TASK TO COMPLETE:
Print the entries that appear below, exactly as written and without their pictures.
------ TASK MATERIAL
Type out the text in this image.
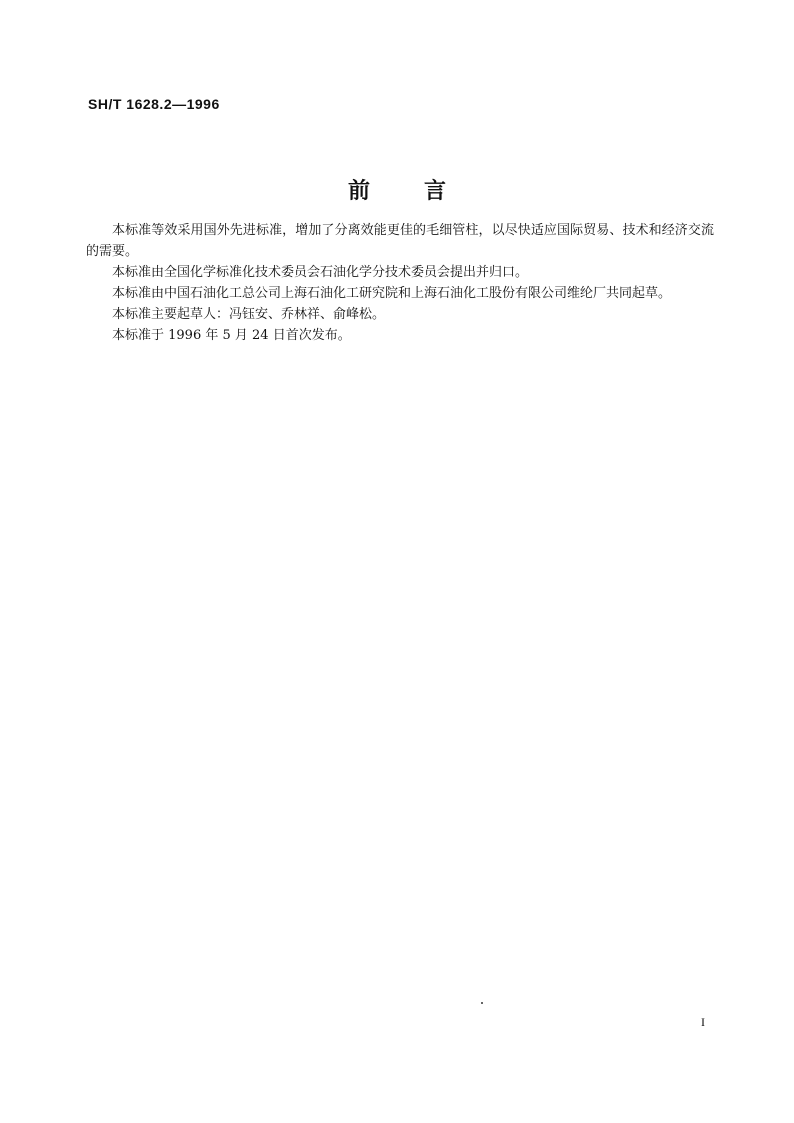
SH/T 1628.2—1996
前言

本标准等效采用国外先进标准，增加了分离效能更佳的毛细管柱，以尽快适应国际贸易、技术和经济交流的需要。

本标准由全国化学标准化技术委员会石油化学分技术委员会提出并归口。

本标准由中国石油化工总公司上海石油化工研究院和上海石油化工股份有限公司维纶厂共同起草。

本标准主要起草人：冯钰安、乔林祥、俞峰松。

本标准于 1996 年 5 月 24 日首次发布。

I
------------
OUTPUT FOR THIS TASK:
Type out the text in this image.
SH/T 1628.2—1996
前言

本标准等效采用国外先进标准，增加了分离效能更佳的毛细管柱，以尽快适应国际贸易、技术和经济交流的需要。

本标准由全国化学标准化技术委员会石油化学分技术委员会提出并归口。

本标准由中国石油化工总公司上海石油化工研究院和上海石油化工股份有限公司维纶厂共同起草。

本标准主要起草人：冯钰安、乔林祥、俞峰松。

本标准于 1996 年 5 月 24 日首次发布。

I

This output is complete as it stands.